__ENTRIES SUPPLIED__
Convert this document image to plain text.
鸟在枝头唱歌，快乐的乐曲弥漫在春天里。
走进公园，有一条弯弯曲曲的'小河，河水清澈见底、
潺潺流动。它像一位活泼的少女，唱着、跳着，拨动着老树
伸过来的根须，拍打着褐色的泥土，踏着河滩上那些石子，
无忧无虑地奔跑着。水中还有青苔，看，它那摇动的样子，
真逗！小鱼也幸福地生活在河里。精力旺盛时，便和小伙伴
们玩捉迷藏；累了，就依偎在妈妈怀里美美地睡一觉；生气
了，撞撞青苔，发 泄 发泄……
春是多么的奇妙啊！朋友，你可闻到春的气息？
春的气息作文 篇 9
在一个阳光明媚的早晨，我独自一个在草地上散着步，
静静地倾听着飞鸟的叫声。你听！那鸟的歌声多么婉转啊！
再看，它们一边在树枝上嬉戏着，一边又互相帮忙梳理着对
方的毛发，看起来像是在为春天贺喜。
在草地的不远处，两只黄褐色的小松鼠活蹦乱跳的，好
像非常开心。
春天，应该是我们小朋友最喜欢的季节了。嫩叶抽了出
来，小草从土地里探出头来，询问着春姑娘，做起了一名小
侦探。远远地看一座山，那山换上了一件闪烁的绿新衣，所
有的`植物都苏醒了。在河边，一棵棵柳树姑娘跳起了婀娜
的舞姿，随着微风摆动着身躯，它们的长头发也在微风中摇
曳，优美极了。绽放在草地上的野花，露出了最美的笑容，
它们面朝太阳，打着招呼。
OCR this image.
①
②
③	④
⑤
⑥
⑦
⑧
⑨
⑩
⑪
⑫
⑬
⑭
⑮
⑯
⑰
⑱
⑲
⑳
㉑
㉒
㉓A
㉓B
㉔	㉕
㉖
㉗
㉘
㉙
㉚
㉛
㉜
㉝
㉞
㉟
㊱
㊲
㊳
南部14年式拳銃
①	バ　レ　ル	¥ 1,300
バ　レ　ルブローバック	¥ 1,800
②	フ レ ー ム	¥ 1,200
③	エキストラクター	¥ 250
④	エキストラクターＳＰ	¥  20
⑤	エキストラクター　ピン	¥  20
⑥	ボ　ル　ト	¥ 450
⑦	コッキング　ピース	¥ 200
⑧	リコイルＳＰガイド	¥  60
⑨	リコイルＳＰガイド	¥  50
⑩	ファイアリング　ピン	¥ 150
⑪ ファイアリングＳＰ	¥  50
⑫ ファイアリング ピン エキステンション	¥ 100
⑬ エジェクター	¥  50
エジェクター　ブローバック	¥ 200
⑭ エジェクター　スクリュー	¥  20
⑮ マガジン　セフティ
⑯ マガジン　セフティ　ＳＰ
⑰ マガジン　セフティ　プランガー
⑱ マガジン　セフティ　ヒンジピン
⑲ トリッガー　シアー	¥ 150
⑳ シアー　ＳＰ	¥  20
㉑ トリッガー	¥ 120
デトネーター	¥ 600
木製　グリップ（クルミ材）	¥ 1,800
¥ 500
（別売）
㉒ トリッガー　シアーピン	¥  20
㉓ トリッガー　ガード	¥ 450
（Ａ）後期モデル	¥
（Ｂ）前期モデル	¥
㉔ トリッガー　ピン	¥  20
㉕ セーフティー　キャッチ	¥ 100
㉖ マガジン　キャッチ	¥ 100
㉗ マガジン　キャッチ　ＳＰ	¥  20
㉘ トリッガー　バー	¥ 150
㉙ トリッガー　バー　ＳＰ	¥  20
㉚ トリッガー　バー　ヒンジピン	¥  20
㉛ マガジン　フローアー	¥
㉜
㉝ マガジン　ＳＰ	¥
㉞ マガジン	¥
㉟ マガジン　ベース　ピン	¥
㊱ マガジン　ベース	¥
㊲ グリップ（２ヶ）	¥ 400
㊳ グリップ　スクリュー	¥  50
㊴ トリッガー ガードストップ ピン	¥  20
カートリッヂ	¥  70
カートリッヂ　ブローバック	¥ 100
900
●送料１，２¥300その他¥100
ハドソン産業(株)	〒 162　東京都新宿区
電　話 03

__GIVEN INSTRUCTION__
Extract exactly the lines between the line containing "OCR this image." and the end of the data, including both.

__FINISHED ANSWER__
OCR this image.
①
②
③	④
⑤
⑥
⑦
⑧
⑨
⑩
⑪
⑫
⑬
⑭
⑮
⑯
⑰
⑱
⑲
⑳
㉑
㉒
㉓A
㉓B
㉔	㉕
㉖
㉗
㉘
㉙
㉚
㉛
㉜
㉝
㉞
㉟
㊱
㊲
㊳
南部14年式拳銃
①	バ　レ　ル	¥ 1,300
バ　レ　ルブローバック	¥ 1,800
②	フ レ ー ム	¥ 1,200
③	エキストラクター	¥ 250
④	エキストラクターＳＰ	¥  20
⑤	エキストラクター　ピン	¥  20
⑥	ボ　ル　ト	¥ 450
⑦	コッキング　ピース	¥ 200
⑧	リコイルＳＰガイド	¥  60
⑨	リコイルＳＰガイド	¥  50
⑩	ファイアリング　ピン	¥ 150
⑪ ファイアリングＳＰ	¥  50
⑫ ファイアリング ピン エキステンション	¥ 100
⑬ エジェクター	¥  50
エジェクター　ブローバック	¥ 200
⑭ エジェクター　スクリュー	¥  20
⑮ マガジン　セフティ
⑯ マガジン　セフティ　ＳＰ
⑰ マガジン　セフティ　プランガー
⑱ マガジン　セフティ　ヒンジピン
⑲ トリッガー　シアー	¥ 150
⑳ シアー　ＳＰ	¥  20
㉑ トリッガー	¥ 120
デトネーター	¥ 600
木製　グリップ（クルミ材）	¥ 1,800
¥ 500
（別売）
㉒ トリッガー　シアーピン	¥  20
㉓ トリッガー　ガード	¥ 450
（Ａ）後期モデル	¥
（Ｂ）前期モデル	¥
㉔ トリッガー　ピン	¥  20
㉕ セーフティー　キャッチ	¥ 100
㉖ マガジン　キャッチ	¥ 100
㉗ マガジン　キャッチ　ＳＰ	¥  20
㉘ トリッガー　バー	¥ 150
㉙ トリッガー　バー　ＳＰ	¥  20
㉚ トリッガー　バー　ヒンジピン	¥  20
㉛ マガジン　フローアー	¥
㉜
㉝ マガジン　ＳＰ	¥
㉞ マガジン	¥
㉟ マガジン　ベース　ピン	¥
㊱ マガジン　ベース	¥
㊲ グリップ（２ヶ）	¥ 400
㊳ グリップ　スクリュー	¥  50
㊴ トリッガー ガードストップ ピン	¥  20
カートリッヂ	¥  70
カートリッヂ　ブローバック	¥ 100
900
●送料１，２¥300その他¥100
ハドソン産業(株)	〒 162　東京都新宿区
電　話 03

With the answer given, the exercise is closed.